Escreva a continuação do texto sobre o pedido de desconto das igrejas às emissoras de TV, começando logo após a última frase apresentada.

- Texto para revisão -
━━━━━━

IGREJAS PEDEM “DESCONTO” PARA EMISSORAS DE TV JUSTIFICATIVA É QUE CRISE ECONÔMICA FEZ ARRECADAÇÕES DIMINUÍREM
O jornalista e colunista Ricardo Feltrin, por meio de uma publicação no
UOL, afirmou que líderes de várias igrejas se reuniram para ‘pressionar’ as
emissoras de TV aberta brasileiras. Segundo ele, o processo envolve as igrejas
Universal do Reino de Deus, Internacional da Graça de Deus, Mundial do Poder de
Deus, Assembleia de Deus Vitória em Cristo e outras instituições evangélicas. Estas
instituições, que detém o maior tempo nas emissoras, alegam que a crise
econômica enfrentada pelo Brasil prejudicou a arrecadação de dízimos e ofertas,
com a diminuição de frequentadores. Assim, as igrejas desejam que os valores
pagos sejam menores no ano de 2017. Nas palavras de Ricardo, não há números
oficiais pelos quais as igrejas custeiam suas programações. Os números
apresentados pelo colunista estimam uma movimentação de 600 milhões de reais
por ano. A Igreja Universal do Reino de Deus, segundo ele, tem a intenção de
reduzir seus custos até mesmo com os aluguéis de horários na TV Record. E, em
emissoras concorrentes, seus gastos chegam a 80 milhões de reais por ano. As
consequências para as contas são imediatas. A AD Vitória em Cristo, presidida
pelo pastor e psicólogo Silas Malafaia, perdeu horários por conta dos valores.

━━━━━━

- Dados fornecidos -
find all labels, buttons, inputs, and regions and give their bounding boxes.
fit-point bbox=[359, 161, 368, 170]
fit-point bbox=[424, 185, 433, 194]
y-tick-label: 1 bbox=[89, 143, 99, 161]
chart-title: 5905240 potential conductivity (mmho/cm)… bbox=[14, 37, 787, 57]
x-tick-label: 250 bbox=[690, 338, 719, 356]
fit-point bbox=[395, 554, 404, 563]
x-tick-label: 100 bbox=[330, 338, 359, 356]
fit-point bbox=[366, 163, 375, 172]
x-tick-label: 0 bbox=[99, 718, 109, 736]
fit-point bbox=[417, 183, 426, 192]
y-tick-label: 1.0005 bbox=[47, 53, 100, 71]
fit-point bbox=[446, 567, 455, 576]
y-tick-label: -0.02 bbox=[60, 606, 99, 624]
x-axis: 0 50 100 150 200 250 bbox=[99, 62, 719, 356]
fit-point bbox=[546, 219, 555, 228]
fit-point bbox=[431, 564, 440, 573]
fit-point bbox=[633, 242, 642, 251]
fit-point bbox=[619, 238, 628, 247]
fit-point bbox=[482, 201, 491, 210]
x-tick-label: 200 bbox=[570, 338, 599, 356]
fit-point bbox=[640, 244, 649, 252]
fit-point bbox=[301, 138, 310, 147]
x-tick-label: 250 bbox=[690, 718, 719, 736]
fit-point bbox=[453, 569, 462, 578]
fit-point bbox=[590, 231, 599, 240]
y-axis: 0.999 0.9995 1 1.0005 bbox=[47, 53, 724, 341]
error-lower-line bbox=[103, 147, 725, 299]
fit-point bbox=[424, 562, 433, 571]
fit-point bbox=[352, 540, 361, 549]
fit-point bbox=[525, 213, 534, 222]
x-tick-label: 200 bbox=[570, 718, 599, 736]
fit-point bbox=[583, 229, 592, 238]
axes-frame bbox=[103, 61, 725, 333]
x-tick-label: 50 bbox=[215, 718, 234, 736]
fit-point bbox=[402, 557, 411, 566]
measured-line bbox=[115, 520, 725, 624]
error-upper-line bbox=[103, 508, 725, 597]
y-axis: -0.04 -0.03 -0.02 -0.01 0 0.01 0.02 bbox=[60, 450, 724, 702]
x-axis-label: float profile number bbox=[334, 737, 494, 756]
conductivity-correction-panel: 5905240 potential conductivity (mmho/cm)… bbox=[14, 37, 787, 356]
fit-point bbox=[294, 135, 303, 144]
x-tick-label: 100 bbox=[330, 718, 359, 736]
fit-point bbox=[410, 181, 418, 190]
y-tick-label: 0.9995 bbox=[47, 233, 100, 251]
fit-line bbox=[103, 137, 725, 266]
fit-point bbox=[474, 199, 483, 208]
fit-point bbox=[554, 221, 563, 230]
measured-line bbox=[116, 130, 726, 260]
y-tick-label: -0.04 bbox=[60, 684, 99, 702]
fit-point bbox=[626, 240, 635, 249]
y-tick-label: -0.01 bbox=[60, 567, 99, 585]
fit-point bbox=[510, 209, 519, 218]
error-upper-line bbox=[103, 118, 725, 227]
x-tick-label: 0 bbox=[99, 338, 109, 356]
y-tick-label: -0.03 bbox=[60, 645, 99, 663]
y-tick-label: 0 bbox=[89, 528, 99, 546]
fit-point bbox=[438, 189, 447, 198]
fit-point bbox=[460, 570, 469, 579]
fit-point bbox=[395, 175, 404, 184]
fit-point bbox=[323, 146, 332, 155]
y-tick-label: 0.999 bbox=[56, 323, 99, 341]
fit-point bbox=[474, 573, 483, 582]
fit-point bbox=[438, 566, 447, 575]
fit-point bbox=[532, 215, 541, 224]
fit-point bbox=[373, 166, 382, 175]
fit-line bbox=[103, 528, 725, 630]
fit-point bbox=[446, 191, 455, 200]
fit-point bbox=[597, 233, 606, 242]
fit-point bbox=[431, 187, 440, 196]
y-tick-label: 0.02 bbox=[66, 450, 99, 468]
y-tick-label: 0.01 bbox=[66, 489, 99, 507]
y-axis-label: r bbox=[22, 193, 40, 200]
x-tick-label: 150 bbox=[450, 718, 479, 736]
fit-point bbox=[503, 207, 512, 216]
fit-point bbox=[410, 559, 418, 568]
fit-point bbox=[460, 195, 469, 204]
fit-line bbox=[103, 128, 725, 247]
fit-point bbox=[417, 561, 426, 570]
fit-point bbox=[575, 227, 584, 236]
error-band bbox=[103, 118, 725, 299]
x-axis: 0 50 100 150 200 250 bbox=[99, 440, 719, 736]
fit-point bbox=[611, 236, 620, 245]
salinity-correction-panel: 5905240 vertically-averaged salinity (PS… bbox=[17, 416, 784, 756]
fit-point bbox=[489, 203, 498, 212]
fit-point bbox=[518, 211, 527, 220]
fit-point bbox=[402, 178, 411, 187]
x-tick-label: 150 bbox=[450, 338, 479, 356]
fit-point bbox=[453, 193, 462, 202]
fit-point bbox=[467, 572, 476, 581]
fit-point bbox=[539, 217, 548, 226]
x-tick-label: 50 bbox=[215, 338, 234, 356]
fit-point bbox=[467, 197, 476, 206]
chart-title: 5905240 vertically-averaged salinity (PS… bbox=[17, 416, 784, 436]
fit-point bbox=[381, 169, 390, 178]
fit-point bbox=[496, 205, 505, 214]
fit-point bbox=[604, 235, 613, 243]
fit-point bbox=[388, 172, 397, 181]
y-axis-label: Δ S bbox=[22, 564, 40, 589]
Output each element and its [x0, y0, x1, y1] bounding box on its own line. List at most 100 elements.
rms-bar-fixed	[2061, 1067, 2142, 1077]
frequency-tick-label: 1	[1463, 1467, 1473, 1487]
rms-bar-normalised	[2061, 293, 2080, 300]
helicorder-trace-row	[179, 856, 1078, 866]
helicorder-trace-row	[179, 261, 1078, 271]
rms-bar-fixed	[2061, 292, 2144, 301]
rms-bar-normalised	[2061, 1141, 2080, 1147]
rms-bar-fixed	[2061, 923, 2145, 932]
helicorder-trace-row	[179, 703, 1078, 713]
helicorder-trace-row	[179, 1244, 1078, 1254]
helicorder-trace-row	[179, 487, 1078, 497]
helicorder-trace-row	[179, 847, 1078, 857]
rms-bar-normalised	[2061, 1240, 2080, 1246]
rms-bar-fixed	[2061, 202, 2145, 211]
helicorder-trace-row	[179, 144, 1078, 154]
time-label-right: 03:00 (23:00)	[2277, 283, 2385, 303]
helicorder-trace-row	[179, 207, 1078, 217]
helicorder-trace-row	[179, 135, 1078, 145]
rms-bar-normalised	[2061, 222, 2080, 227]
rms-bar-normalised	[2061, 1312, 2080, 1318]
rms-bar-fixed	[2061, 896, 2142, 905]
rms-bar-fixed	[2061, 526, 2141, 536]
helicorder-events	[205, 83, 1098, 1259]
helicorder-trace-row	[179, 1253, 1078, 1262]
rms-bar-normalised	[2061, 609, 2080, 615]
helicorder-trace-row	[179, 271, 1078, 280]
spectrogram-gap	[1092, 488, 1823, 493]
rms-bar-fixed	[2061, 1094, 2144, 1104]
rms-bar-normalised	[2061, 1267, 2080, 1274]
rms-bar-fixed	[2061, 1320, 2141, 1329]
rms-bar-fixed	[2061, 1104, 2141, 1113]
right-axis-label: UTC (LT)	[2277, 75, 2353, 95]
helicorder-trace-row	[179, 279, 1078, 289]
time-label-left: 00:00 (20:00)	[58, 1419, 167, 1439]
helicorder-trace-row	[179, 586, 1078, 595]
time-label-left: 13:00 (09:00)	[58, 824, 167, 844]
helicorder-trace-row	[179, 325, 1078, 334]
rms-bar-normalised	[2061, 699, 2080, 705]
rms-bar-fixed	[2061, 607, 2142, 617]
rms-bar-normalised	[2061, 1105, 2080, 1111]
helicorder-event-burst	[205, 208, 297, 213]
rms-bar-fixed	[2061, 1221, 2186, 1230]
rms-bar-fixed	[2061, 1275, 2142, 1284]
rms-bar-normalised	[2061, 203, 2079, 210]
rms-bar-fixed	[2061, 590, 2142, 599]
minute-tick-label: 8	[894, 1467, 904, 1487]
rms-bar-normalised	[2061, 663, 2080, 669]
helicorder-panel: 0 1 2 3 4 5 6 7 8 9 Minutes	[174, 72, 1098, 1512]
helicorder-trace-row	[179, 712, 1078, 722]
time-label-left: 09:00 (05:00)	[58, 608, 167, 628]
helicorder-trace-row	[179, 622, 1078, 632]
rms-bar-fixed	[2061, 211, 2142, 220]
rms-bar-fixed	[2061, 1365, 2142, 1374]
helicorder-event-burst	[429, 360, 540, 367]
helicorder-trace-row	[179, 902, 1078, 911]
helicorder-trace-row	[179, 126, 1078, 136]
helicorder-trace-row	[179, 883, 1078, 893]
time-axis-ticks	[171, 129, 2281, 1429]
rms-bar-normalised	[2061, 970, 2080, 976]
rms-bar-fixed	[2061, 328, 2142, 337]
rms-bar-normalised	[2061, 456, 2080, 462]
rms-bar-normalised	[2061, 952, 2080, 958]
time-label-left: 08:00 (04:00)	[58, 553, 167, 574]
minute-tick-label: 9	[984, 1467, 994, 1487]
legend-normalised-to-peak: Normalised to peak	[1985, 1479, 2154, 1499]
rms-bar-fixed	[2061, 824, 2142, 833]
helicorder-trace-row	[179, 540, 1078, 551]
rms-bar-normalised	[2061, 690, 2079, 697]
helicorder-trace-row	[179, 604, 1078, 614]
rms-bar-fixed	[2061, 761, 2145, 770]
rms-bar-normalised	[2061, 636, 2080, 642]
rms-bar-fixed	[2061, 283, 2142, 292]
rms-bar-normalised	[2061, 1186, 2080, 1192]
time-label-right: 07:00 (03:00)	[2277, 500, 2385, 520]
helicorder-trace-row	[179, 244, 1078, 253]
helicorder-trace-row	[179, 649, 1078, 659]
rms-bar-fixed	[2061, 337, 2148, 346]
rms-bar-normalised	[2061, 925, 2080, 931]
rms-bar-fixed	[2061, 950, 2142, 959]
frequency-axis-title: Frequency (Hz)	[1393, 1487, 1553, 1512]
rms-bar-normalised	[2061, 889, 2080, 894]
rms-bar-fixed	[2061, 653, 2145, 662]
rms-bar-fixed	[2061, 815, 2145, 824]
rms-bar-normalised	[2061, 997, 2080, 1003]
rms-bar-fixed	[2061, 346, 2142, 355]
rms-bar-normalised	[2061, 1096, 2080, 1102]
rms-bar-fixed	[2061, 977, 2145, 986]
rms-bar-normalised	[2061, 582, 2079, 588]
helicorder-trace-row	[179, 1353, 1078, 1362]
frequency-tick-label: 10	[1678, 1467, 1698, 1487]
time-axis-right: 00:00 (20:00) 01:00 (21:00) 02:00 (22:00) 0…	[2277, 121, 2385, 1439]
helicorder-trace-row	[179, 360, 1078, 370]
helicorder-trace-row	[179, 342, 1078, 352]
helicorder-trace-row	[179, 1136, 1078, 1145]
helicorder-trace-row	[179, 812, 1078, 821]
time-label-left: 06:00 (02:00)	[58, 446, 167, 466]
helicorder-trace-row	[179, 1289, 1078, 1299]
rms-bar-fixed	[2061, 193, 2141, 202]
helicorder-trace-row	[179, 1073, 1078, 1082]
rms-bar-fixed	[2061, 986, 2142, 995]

━━━━━━

- Resposta do exercício -
Sob situação pior, a Mundial de Valdemiro Santiago também tem tido dificuldade
com os preços. Na avaliação de Feltrin, existem três aspectos na legislação
brasileira pelos quais considera a venda de programações para igrejas algo “nebuloso”.
Um deles, em sua opinião, é a falta de regulamentação e o desinteresse pelo
processo por meio de instituições como a Anatel, o Ministério das Comunicações
e do Governo Federal. Assim, o pedido pela redução dos preços feito pelas
igrejas é uma estratégia e reconhecimento dos líderes de que o valor pago por
eles é uma importante receita para as emissoras de televisão nacionais.